*What the exercise asks*:
What is the number of lines in these entries that include "active"? Write that number and no other text.

— Start of Records supplied —

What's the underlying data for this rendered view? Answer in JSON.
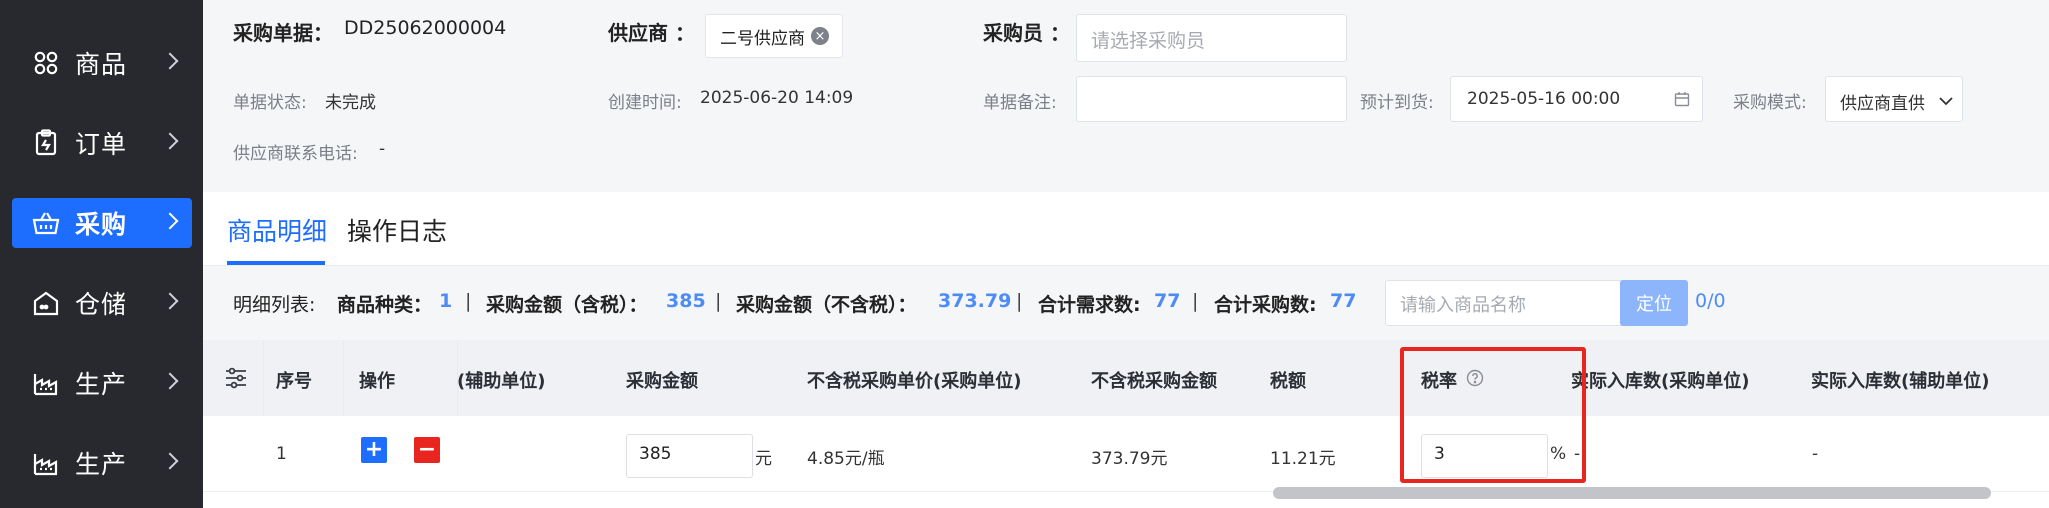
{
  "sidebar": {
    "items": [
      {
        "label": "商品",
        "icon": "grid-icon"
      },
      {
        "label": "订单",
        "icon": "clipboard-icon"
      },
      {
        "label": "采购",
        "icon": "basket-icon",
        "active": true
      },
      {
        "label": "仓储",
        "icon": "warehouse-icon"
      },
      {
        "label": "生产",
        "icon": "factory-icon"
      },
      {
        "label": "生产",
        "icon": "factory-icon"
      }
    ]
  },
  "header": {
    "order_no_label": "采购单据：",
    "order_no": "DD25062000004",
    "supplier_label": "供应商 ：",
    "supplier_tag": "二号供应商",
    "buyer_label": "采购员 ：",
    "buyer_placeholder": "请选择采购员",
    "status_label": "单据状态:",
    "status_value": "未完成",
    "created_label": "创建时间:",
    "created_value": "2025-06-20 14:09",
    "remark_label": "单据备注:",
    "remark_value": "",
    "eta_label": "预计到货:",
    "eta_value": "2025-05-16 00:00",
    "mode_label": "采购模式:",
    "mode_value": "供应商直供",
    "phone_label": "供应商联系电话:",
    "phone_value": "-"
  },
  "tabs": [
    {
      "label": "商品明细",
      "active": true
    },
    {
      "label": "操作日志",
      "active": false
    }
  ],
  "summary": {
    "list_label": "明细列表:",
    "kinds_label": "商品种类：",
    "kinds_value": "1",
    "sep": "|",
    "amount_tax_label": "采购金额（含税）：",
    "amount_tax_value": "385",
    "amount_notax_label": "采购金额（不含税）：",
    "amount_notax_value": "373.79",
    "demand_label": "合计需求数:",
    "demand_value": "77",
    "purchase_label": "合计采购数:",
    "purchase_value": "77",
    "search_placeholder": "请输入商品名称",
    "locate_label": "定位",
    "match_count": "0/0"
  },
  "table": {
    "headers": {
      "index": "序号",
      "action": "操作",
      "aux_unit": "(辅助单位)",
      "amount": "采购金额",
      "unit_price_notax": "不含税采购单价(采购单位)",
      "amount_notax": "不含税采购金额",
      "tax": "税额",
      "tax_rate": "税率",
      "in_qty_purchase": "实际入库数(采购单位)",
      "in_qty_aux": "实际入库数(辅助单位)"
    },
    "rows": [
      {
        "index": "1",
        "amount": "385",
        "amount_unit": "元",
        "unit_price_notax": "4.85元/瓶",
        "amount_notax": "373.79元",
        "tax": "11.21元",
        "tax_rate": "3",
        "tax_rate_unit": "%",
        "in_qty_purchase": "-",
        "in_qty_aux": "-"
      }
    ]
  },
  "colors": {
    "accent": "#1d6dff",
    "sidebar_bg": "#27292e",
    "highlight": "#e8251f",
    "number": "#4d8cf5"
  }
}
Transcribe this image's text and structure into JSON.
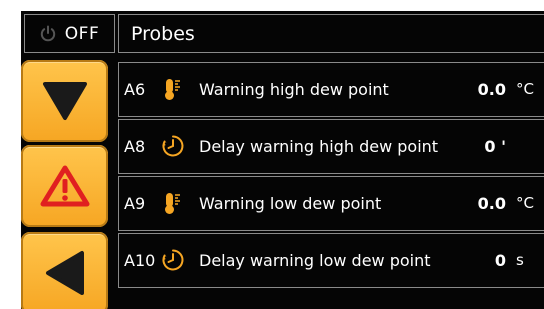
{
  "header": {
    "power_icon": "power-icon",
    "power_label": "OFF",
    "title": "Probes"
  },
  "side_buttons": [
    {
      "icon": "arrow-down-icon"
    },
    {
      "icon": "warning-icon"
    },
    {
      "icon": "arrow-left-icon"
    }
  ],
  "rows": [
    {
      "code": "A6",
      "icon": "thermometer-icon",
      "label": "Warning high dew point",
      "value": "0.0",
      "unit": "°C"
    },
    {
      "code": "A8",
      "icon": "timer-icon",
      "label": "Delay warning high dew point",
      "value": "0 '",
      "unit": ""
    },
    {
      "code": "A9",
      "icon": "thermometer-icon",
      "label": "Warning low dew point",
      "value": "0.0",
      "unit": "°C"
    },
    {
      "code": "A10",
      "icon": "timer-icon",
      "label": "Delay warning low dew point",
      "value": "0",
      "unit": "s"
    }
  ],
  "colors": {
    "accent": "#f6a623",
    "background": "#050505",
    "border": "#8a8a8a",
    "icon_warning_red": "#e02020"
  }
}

— End of Records supplied —

*Completed exercise*:
3